WHAT YOU NEED TO DO -
Your task is to copy every line of the entries that contains "测试名称".
-----
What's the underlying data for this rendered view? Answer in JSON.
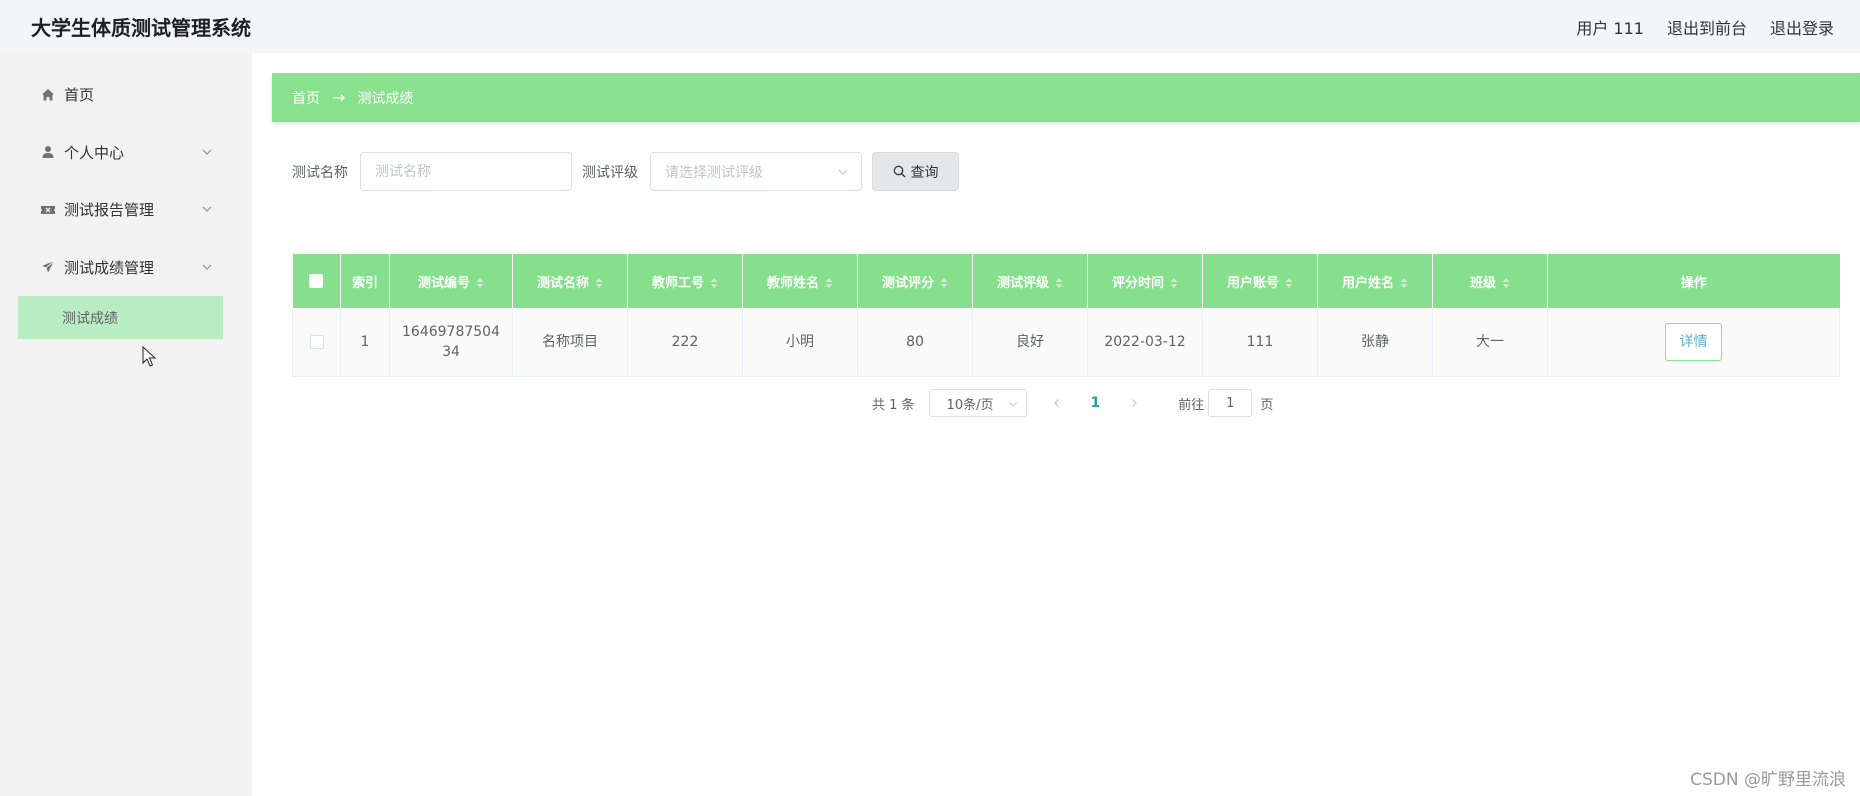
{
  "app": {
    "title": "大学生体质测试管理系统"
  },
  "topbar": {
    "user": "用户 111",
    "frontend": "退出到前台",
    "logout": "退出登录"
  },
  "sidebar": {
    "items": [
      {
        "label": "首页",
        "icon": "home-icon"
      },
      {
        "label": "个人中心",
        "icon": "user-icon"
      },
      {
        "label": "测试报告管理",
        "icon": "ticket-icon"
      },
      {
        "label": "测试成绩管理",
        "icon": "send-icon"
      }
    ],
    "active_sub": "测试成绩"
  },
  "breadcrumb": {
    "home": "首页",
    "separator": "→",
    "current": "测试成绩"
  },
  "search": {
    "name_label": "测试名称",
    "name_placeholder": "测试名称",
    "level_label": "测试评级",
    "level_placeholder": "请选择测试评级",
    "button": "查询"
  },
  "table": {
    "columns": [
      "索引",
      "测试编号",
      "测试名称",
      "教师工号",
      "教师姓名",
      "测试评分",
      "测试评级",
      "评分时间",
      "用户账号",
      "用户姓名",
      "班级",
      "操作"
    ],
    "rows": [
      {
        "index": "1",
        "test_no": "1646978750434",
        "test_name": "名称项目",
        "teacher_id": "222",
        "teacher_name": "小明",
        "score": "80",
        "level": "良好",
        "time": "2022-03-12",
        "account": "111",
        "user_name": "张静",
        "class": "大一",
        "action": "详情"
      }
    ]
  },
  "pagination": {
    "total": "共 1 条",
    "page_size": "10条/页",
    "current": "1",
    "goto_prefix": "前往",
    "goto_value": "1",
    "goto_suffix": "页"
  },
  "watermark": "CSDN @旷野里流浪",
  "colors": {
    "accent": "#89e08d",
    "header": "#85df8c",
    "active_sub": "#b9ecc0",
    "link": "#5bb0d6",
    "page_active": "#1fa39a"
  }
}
-----
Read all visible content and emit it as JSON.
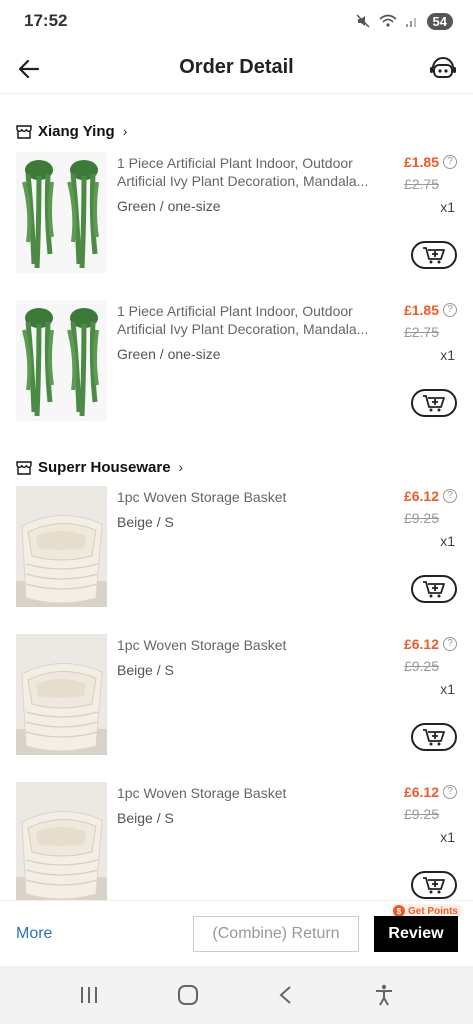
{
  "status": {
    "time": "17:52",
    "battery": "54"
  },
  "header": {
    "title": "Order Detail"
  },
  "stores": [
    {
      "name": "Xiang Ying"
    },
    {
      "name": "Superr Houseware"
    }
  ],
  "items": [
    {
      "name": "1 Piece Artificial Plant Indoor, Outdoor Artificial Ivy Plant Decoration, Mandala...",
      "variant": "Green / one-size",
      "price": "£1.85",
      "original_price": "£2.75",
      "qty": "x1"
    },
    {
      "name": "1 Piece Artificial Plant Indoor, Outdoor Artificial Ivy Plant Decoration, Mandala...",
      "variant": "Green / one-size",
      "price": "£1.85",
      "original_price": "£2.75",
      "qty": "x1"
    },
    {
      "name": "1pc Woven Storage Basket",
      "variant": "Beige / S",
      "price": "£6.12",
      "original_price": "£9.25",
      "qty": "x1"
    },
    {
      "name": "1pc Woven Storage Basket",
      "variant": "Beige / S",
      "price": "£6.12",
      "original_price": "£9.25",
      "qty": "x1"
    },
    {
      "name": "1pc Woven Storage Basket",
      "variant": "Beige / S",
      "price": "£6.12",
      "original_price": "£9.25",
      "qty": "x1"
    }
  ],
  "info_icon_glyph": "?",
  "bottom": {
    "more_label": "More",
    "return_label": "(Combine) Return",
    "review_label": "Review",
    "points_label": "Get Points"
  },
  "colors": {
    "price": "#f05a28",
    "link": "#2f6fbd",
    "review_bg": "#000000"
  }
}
-----
ANSWER TO THE TASK -
    "name_label": "测试名称",
    "name_placeholder": "测试名称",
      "测试名称",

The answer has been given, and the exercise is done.